What the exercise asks
Reproduce the passage from the notes on searching accented database fields below, starting with "As you can see, we" and going on through "will contain accents.".

Excerpt to read
As you can see, we strip the query qLname and compare it to the stripped field Lname2 in the database. Since both fields are on the same level, finding results is no problem. You'll notice that in the results, we output the actual fields with accents, so the user has no clue what goes on.

As a quick review, we create an extra field or table containing a version of a string without accents. We then accept a query which has been stripped too of accents, which is then compared to the stripped fields. Matches can then be found. Fields displayed or used will contain accents.

III - Credits

  • Nicole Calinoiu, for offering the speed-efficient solution of adding an extra table as well as including a good example.

IV - Final Notes
This article covers conceptually how to deal with a database containing foreign characters, making it easily queryable by users. These characters are output directly to HTML, which is fine in a controlled environment where you know all users will be running the same operating system and platform. If this is not the case, you may have problems. This will be the topic of my next article, a follow-up of this one.

Information supplied
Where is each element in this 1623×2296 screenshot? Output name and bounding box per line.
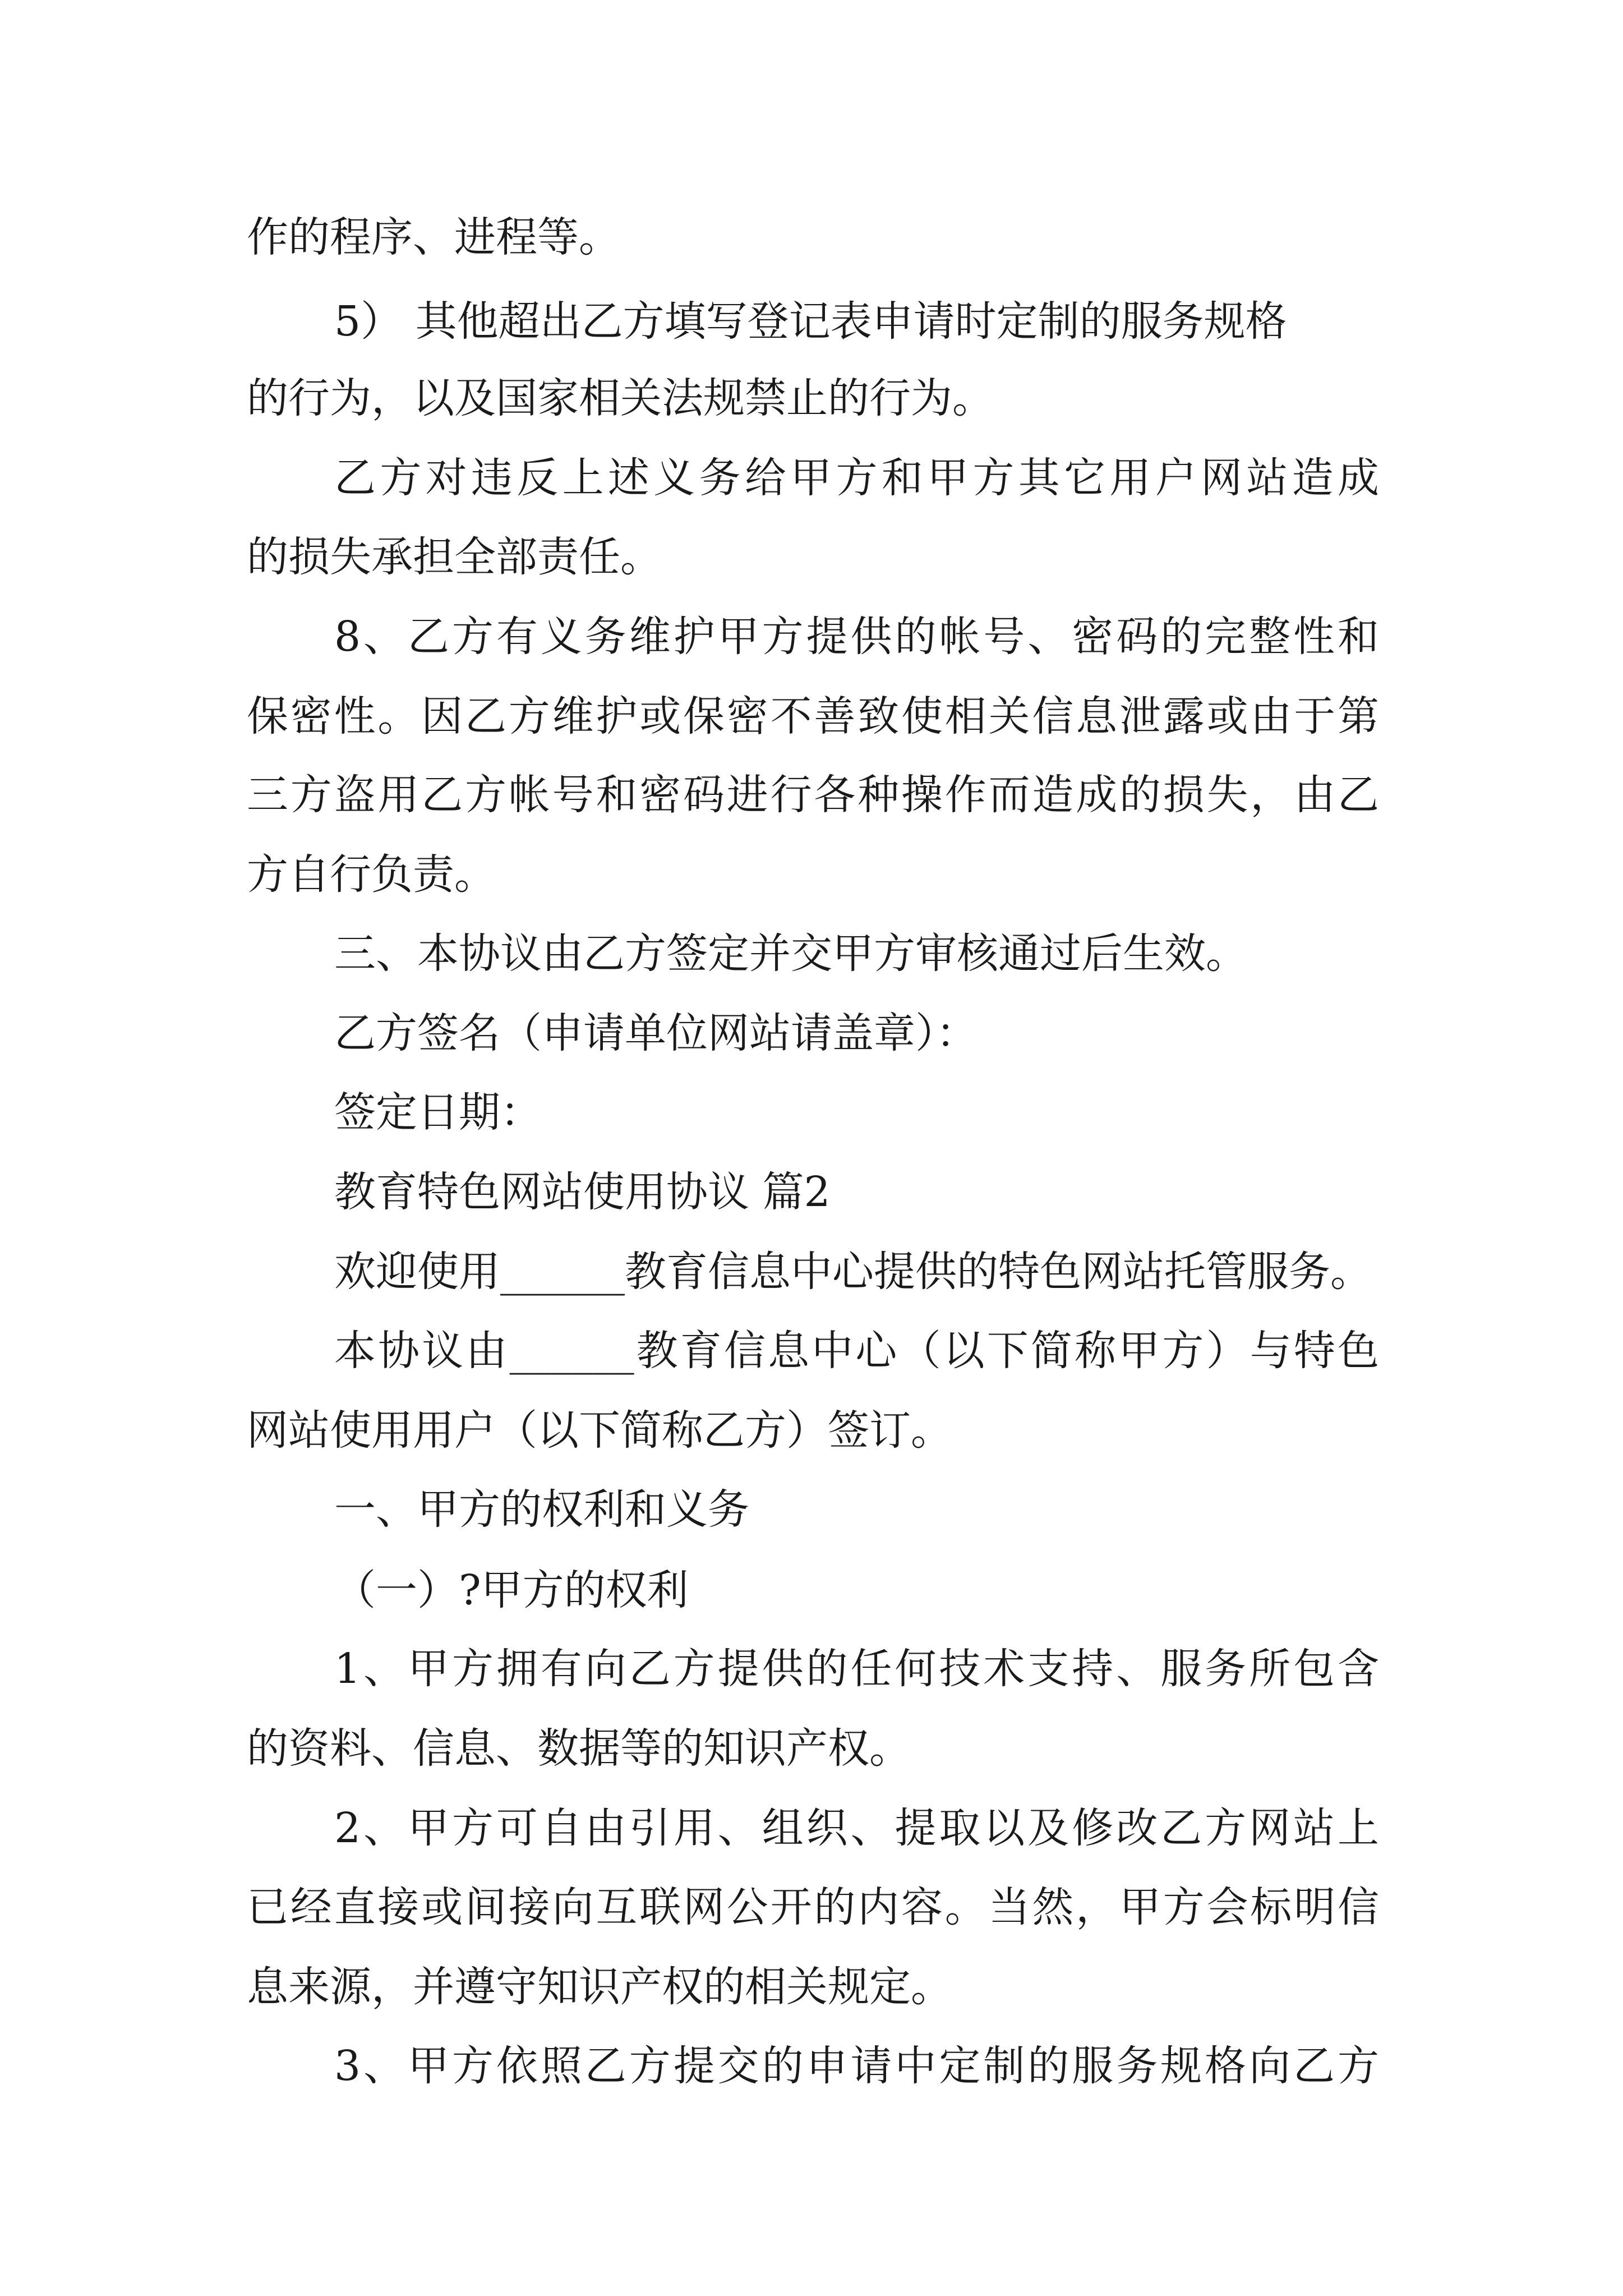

Task response
As you can see, we strip the query qLname and compare it to the stripped field Lname2 in the database. Since both fields are on the same level, finding results is no problem. You'll notice that in the results, we output the actual fields with accents, so the user has no clue what goes on.

As a quick review, we create an extra field or table containing a version of a string without accents. We then accept a query which has been stripped too of accents, which is then compared to the stripped fields. Matches can then be found. Fields displayed or used will contain accents.